# Set task
Each entry below should be echoed exactly, with pictures omitted.

# Data shown

▼▼▼

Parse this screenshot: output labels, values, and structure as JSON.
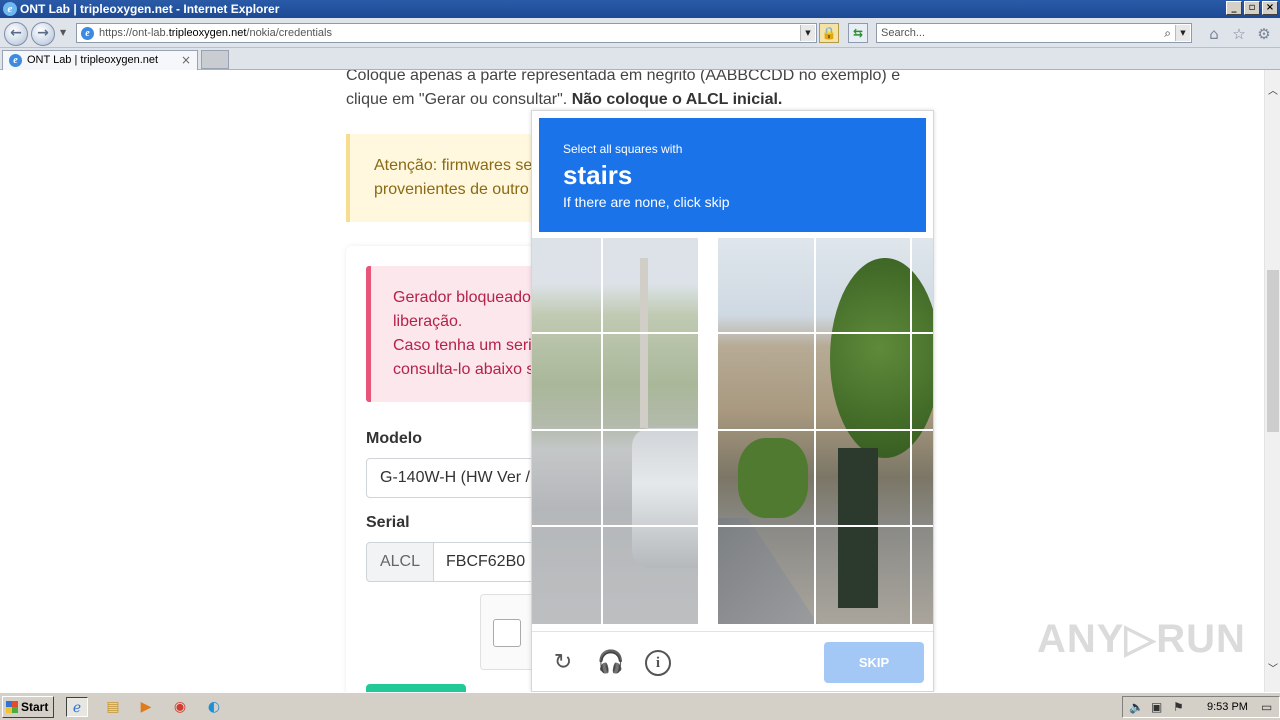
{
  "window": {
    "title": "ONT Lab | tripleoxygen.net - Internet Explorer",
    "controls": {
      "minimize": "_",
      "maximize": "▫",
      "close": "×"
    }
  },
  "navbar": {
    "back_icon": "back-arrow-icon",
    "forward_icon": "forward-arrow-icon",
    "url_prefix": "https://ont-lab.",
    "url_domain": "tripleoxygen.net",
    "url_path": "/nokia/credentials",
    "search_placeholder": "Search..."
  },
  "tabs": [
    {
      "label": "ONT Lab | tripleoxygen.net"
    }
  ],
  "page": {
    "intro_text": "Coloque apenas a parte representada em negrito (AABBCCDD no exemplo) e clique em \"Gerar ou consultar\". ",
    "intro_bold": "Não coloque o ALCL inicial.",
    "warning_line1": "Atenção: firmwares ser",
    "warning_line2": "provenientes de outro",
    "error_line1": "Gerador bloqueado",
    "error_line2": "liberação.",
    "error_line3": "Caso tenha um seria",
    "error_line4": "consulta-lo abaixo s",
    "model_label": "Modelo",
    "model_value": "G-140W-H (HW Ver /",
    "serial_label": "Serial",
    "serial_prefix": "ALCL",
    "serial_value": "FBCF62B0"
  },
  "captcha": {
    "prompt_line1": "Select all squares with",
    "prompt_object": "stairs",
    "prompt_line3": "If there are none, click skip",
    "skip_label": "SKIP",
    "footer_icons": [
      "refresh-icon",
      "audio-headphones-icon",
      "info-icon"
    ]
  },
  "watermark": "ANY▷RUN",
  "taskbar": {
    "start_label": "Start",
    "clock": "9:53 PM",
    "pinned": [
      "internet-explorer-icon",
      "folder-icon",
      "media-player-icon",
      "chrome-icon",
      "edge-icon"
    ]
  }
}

▲▲▲

# The response
Parse this screenshot: output labels, values, and structure as JSON.
{
  "window": {
    "title": "ONT Lab | tripleoxygen.net - Internet Explorer",
    "controls": {
      "minimize": "_",
      "maximize": "▫",
      "close": "×"
    }
  },
  "navbar": {
    "back_icon": "back-arrow-icon",
    "forward_icon": "forward-arrow-icon",
    "url_prefix": "https://ont-lab.",
    "url_domain": "tripleoxygen.net",
    "url_path": "/nokia/credentials",
    "search_placeholder": "Search..."
  },
  "tabs": [
    {
      "label": "ONT Lab | tripleoxygen.net"
    }
  ],
  "page": {
    "intro_text": "Coloque apenas a parte representada em negrito (AABBCCDD no exemplo) e clique em \"Gerar ou consultar\". ",
    "intro_bold": "Não coloque o ALCL inicial.",
    "warning_line1": "Atenção: firmwares ser",
    "warning_line2": "provenientes de outro",
    "error_line1": "Gerador bloqueado",
    "error_line2": "liberação.",
    "error_line3": "Caso tenha um seria",
    "error_line4": "consulta-lo abaixo s",
    "model_label": "Modelo",
    "model_value": "G-140W-H (HW Ver /",
    "serial_label": "Serial",
    "serial_prefix": "ALCL",
    "serial_value": "FBCF62B0"
  },
  "captcha": {
    "prompt_line1": "Select all squares with",
    "prompt_object": "stairs",
    "prompt_line3": "If there are none, click skip",
    "skip_label": "SKIP",
    "footer_icons": [
      "refresh-icon",
      "audio-headphones-icon",
      "info-icon"
    ]
  },
  "watermark": "ANY▷RUN",
  "taskbar": {
    "start_label": "Start",
    "clock": "9:53 PM",
    "pinned": [
      "internet-explorer-icon",
      "folder-icon",
      "media-player-icon",
      "chrome-icon",
      "edge-icon"
    ]
  }
}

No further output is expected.